→ **PROBLEM DESCRIPTION**
Tally every line of the listing below that holds "CERES", then give the tally alone.

→ **MATERIAL SHOWN**
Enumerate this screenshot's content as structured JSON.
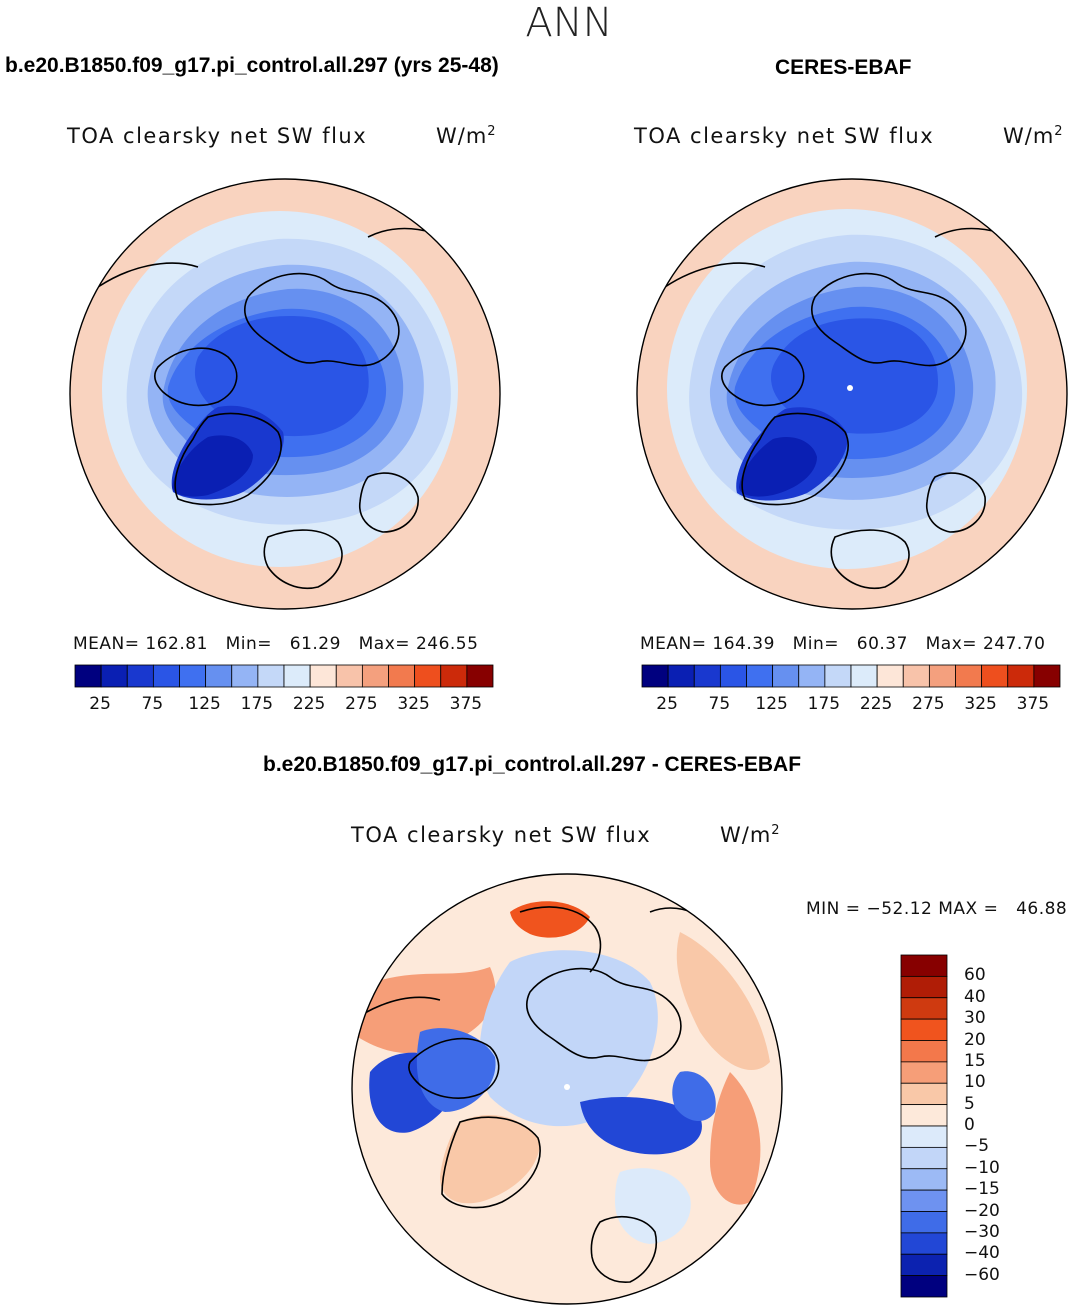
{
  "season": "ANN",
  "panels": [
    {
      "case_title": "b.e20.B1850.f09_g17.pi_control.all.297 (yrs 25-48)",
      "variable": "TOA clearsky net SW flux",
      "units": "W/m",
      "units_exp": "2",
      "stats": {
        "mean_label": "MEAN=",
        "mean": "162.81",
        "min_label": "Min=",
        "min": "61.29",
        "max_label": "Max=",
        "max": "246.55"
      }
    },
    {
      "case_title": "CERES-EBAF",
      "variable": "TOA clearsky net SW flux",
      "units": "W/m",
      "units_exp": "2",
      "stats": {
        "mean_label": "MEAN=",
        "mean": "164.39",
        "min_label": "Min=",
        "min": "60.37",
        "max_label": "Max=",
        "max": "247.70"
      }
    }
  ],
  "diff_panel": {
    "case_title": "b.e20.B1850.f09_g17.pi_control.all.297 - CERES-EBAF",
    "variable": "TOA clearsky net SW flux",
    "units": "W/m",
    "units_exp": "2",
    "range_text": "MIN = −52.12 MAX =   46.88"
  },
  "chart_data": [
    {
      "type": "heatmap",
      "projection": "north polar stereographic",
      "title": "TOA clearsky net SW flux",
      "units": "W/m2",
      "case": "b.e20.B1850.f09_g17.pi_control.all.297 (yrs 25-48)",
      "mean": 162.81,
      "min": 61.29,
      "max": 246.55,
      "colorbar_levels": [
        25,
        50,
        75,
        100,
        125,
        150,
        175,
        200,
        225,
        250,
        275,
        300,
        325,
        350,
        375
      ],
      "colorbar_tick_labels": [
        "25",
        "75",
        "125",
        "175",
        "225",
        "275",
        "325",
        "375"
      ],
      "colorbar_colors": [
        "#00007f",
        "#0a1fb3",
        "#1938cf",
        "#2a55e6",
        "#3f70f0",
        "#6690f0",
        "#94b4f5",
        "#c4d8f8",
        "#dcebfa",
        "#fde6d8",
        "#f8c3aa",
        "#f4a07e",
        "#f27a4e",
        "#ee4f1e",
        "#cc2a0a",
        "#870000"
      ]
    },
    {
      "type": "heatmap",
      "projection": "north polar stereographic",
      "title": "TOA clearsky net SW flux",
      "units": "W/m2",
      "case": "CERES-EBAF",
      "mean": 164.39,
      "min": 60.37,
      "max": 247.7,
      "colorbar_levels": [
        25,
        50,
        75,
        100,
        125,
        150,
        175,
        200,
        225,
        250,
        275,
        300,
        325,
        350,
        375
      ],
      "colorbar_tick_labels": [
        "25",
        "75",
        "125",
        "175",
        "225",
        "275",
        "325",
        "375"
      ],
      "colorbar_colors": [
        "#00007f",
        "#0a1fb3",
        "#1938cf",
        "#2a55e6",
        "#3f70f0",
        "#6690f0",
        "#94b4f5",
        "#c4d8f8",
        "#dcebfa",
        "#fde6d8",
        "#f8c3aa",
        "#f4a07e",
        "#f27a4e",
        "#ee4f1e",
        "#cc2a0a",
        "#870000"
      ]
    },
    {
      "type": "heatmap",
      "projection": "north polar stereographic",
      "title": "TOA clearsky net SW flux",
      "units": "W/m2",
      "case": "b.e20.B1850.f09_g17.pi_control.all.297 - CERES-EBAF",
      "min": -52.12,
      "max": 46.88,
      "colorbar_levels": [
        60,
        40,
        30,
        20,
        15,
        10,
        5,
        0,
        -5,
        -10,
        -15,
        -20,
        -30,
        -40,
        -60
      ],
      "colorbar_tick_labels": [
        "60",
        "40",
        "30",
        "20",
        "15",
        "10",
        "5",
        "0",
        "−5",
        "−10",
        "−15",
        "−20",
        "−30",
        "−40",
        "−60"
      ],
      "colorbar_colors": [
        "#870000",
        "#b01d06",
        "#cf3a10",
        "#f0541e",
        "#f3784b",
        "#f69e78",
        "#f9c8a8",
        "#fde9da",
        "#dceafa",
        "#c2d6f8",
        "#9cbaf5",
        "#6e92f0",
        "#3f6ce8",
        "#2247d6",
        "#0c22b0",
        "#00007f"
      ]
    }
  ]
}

...

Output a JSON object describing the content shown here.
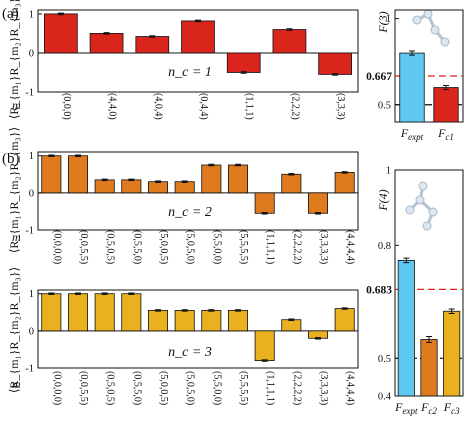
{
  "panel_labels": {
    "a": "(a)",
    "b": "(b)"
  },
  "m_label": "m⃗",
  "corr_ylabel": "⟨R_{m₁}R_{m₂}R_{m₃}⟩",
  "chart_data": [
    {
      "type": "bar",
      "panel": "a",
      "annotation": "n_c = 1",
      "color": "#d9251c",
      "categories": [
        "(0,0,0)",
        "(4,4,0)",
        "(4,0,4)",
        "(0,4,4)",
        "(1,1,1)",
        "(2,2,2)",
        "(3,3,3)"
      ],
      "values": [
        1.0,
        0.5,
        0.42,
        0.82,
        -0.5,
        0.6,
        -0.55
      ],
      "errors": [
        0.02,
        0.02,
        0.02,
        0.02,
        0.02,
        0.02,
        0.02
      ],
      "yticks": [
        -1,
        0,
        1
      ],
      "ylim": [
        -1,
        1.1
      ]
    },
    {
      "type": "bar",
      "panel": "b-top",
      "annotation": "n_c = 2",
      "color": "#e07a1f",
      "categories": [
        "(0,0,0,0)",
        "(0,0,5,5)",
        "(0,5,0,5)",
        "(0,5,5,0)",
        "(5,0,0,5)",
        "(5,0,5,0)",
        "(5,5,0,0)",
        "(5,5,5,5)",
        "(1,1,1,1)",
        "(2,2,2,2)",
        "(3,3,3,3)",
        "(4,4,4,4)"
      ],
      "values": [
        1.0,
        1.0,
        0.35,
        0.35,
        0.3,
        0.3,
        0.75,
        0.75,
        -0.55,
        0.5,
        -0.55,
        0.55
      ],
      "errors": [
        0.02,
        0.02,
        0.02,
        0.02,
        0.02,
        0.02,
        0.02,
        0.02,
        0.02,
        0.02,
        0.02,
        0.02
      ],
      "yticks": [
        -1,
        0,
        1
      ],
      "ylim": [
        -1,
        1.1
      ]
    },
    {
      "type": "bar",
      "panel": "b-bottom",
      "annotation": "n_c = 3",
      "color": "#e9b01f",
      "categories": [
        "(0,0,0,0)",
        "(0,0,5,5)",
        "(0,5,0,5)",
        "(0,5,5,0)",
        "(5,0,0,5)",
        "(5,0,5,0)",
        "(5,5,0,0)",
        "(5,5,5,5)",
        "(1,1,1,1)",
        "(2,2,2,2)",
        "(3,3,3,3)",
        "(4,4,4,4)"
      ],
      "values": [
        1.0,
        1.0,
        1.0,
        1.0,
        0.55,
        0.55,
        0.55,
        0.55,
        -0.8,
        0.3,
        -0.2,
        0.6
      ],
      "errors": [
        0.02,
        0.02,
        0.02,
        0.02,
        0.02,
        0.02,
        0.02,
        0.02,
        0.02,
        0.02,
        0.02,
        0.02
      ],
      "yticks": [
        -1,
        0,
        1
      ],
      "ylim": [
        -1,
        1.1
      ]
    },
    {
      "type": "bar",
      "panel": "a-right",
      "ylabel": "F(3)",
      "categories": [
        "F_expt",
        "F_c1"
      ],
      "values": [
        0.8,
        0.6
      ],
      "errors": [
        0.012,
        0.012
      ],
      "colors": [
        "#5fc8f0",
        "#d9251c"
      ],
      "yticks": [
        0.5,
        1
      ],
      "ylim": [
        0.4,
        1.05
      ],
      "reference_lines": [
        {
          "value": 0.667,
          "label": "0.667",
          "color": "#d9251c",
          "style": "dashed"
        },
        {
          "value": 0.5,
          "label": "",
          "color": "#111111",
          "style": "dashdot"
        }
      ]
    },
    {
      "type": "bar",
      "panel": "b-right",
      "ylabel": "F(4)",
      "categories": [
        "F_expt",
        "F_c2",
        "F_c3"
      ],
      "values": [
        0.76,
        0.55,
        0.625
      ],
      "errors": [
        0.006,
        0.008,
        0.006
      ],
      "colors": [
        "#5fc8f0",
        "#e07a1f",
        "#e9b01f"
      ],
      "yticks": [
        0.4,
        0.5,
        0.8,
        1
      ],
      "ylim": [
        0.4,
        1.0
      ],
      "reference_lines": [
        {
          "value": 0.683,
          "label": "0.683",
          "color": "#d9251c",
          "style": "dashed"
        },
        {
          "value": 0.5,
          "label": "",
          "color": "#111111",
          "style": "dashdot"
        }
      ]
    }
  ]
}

--

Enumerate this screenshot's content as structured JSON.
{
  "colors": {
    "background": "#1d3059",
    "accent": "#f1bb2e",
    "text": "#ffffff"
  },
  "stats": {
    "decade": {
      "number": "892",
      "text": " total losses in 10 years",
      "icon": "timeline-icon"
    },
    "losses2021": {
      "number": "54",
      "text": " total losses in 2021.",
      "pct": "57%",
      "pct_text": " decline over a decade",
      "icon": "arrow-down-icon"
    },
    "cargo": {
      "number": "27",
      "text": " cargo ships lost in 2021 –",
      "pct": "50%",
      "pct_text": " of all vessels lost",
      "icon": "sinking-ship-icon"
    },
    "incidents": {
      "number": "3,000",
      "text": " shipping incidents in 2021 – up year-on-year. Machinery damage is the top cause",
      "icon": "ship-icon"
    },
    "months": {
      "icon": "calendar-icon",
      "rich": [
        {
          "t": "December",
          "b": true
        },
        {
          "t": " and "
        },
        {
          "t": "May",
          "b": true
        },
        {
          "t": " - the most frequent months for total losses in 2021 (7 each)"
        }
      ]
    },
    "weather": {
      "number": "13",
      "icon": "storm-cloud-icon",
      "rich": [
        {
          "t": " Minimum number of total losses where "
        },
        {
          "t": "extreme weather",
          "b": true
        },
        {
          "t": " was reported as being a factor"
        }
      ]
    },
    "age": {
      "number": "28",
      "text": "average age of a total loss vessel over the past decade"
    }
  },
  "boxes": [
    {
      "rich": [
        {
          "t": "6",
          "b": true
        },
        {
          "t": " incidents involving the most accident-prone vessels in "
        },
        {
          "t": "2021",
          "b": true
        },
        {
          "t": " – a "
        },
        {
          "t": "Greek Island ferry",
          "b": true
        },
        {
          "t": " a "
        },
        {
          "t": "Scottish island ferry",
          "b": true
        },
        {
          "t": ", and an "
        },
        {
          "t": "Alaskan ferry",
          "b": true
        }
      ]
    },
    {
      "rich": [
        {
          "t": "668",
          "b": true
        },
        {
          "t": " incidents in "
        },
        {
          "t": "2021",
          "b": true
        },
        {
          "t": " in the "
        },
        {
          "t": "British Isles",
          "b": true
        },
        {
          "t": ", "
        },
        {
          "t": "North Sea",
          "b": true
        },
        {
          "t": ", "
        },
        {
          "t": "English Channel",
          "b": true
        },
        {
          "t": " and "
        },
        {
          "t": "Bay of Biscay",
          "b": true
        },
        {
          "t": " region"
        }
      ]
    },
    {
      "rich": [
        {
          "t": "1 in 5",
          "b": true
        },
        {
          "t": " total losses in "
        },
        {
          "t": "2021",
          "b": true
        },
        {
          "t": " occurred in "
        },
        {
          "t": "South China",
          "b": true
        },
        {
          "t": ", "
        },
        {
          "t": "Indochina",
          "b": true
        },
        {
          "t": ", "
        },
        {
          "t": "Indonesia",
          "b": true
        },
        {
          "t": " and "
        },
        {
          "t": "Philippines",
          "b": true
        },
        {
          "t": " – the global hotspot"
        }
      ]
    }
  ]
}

→ **RESULT OF THE TASK**
4